[STATED PROBLEM] Begin at the line that holds "What text is on this page?" and retype every line through the end of the material, both included. Leave out the pictures.

** Start of ROWS **

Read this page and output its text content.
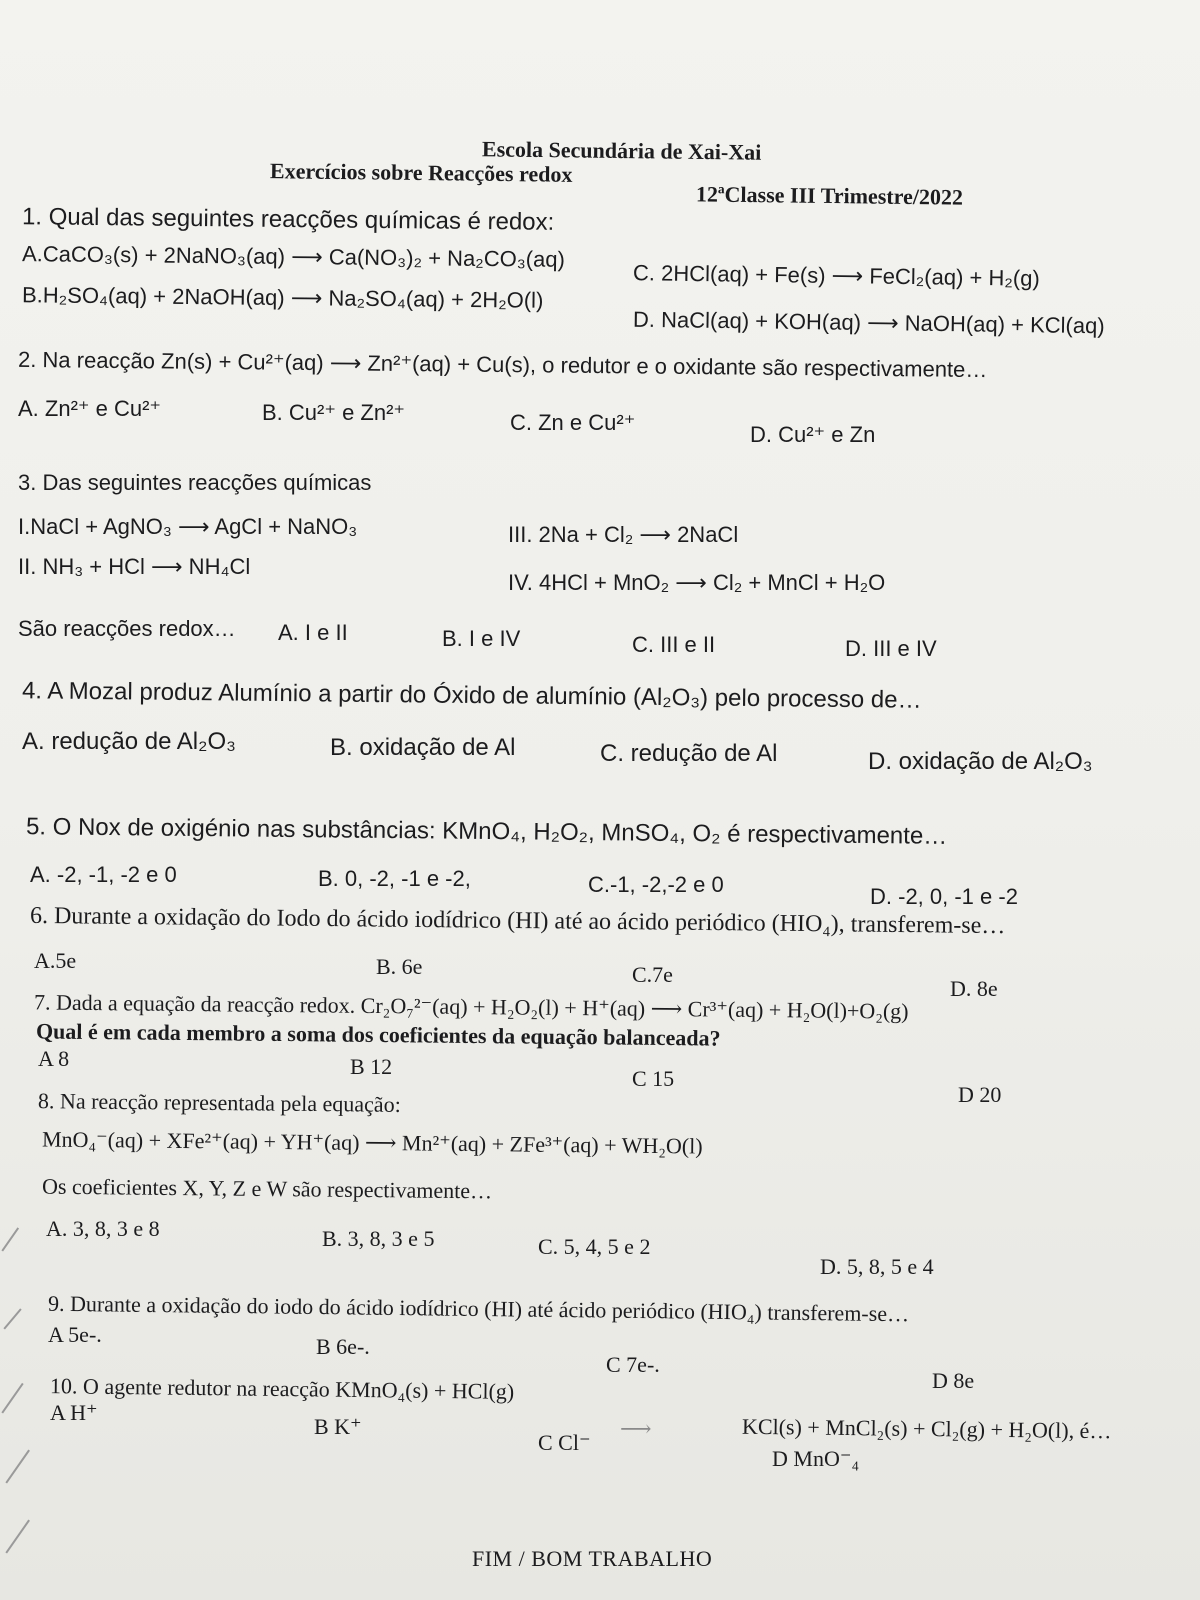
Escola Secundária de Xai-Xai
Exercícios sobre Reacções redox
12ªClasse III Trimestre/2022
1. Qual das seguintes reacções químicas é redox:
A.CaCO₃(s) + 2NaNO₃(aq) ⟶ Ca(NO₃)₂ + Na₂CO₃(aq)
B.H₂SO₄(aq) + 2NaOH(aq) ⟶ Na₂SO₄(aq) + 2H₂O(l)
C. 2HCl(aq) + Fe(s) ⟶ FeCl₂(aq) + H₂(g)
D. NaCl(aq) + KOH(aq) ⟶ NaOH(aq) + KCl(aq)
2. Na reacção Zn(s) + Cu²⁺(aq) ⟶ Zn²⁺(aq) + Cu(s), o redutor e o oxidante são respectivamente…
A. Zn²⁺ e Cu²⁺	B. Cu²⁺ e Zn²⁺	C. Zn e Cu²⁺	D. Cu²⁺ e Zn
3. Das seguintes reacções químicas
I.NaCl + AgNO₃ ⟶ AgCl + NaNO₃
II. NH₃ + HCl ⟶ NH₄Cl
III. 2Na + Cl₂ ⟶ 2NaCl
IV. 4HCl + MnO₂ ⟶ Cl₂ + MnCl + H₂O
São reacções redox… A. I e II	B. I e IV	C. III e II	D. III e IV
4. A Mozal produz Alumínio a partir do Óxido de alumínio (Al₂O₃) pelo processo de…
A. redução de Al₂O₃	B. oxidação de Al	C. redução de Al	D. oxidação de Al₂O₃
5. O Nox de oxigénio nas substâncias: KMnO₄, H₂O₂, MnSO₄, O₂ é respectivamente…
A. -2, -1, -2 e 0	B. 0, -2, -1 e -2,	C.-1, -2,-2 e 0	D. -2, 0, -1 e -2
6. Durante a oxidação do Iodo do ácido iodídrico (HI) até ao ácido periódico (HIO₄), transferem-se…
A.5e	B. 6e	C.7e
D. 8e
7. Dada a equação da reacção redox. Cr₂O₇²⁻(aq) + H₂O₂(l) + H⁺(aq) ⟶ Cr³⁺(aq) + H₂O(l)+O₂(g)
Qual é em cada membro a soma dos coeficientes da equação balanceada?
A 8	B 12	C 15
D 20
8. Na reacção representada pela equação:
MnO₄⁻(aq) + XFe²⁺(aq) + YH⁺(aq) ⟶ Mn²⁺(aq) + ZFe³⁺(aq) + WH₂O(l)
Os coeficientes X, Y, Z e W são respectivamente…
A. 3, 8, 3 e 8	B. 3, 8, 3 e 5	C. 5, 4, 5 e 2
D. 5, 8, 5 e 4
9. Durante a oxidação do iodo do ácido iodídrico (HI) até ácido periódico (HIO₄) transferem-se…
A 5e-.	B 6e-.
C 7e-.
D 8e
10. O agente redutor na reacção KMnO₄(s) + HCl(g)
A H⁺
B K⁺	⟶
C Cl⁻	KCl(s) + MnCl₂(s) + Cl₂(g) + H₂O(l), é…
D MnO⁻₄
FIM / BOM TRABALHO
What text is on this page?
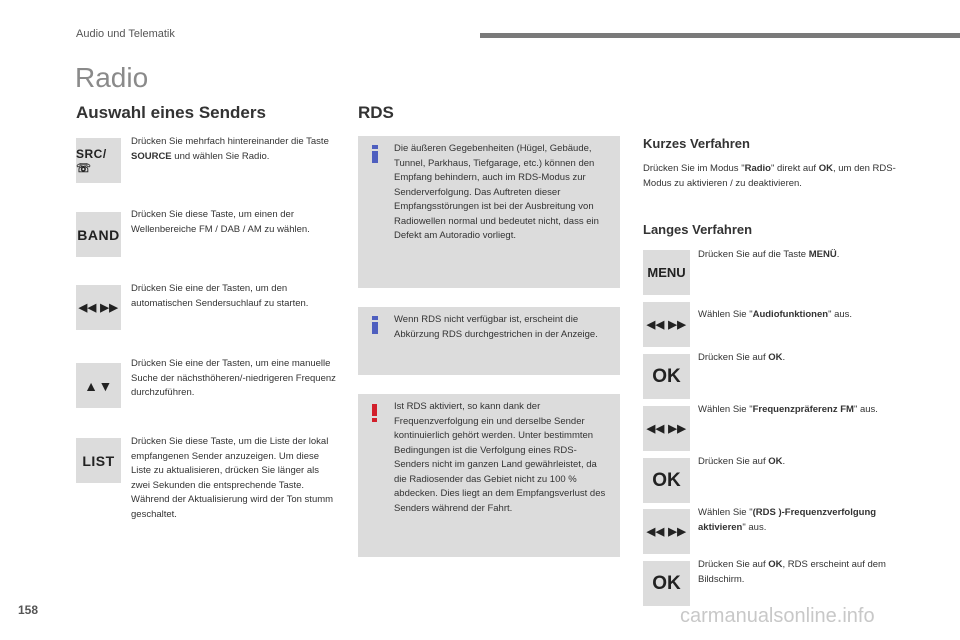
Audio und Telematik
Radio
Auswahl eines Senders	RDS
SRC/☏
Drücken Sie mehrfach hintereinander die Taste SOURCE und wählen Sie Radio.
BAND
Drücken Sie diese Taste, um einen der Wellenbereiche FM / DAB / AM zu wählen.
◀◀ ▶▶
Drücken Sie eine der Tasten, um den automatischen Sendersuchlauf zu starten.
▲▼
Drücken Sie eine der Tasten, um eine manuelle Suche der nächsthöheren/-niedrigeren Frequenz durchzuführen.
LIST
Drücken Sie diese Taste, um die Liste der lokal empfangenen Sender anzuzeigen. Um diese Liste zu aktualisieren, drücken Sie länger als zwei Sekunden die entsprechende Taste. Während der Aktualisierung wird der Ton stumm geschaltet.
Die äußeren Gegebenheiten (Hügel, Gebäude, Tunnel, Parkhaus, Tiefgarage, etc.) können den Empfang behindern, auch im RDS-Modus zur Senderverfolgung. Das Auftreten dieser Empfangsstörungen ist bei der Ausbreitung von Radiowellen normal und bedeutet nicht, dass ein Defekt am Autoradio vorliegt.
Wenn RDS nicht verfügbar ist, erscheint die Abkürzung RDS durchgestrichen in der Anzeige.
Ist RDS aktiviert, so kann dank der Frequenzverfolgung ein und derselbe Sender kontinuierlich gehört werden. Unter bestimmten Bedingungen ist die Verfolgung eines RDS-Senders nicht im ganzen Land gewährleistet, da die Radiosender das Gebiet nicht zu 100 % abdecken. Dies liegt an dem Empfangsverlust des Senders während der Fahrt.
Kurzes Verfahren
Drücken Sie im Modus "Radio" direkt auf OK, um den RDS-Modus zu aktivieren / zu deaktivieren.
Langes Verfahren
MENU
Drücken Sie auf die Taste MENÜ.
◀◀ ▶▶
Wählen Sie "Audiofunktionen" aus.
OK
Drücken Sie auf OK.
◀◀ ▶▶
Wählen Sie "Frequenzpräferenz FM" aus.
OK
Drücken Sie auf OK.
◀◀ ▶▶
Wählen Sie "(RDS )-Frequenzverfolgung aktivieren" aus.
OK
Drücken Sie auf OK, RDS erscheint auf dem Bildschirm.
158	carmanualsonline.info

** End of ROWS **

[RESPONSE BELOW]
What text is on this page?
Audio und Telematik
Radio
Auswahl eines Senders	RDS
SRC/☏
Drücken Sie mehrfach hintereinander die Taste SOURCE und wählen Sie Radio.
BAND
Drücken Sie diese Taste, um einen der Wellenbereiche FM / DAB / AM zu wählen.
◀◀ ▶▶
Drücken Sie eine der Tasten, um den automatischen Sendersuchlauf zu starten.
▲▼
Drücken Sie eine der Tasten, um eine manuelle Suche der nächsthöheren/-niedrigeren Frequenz durchzuführen.
LIST
Drücken Sie diese Taste, um die Liste der lokal empfangenen Sender anzuzeigen. Um diese Liste zu aktualisieren, drücken Sie länger als zwei Sekunden die entsprechende Taste. Während der Aktualisierung wird der Ton stumm geschaltet.
Die äußeren Gegebenheiten (Hügel, Gebäude, Tunnel, Parkhaus, Tiefgarage, etc.) können den Empfang behindern, auch im RDS-Modus zur Senderverfolgung. Das Auftreten dieser Empfangsstörungen ist bei der Ausbreitung von Radiowellen normal und bedeutet nicht, dass ein Defekt am Autoradio vorliegt.
Wenn RDS nicht verfügbar ist, erscheint die Abkürzung RDS durchgestrichen in der Anzeige.
Ist RDS aktiviert, so kann dank der Frequenzverfolgung ein und derselbe Sender kontinuierlich gehört werden. Unter bestimmten Bedingungen ist die Verfolgung eines RDS-Senders nicht im ganzen Land gewährleistet, da die Radiosender das Gebiet nicht zu 100 % abdecken. Dies liegt an dem Empfangsverlust des Senders während der Fahrt.
Kurzes Verfahren
Drücken Sie im Modus "Radio" direkt auf OK, um den RDS-Modus zu aktivieren / zu deaktivieren.
Langes Verfahren
MENU
Drücken Sie auf die Taste MENÜ.
◀◀ ▶▶
Wählen Sie "Audiofunktionen" aus.
OK
Drücken Sie auf OK.
◀◀ ▶▶
Wählen Sie "Frequenzpräferenz FM" aus.
OK
Drücken Sie auf OK.
◀◀ ▶▶
Wählen Sie "(RDS )-Frequenzverfolgung aktivieren" aus.
OK
Drücken Sie auf OK, RDS erscheint auf dem Bildschirm.
158	carmanualsonline.info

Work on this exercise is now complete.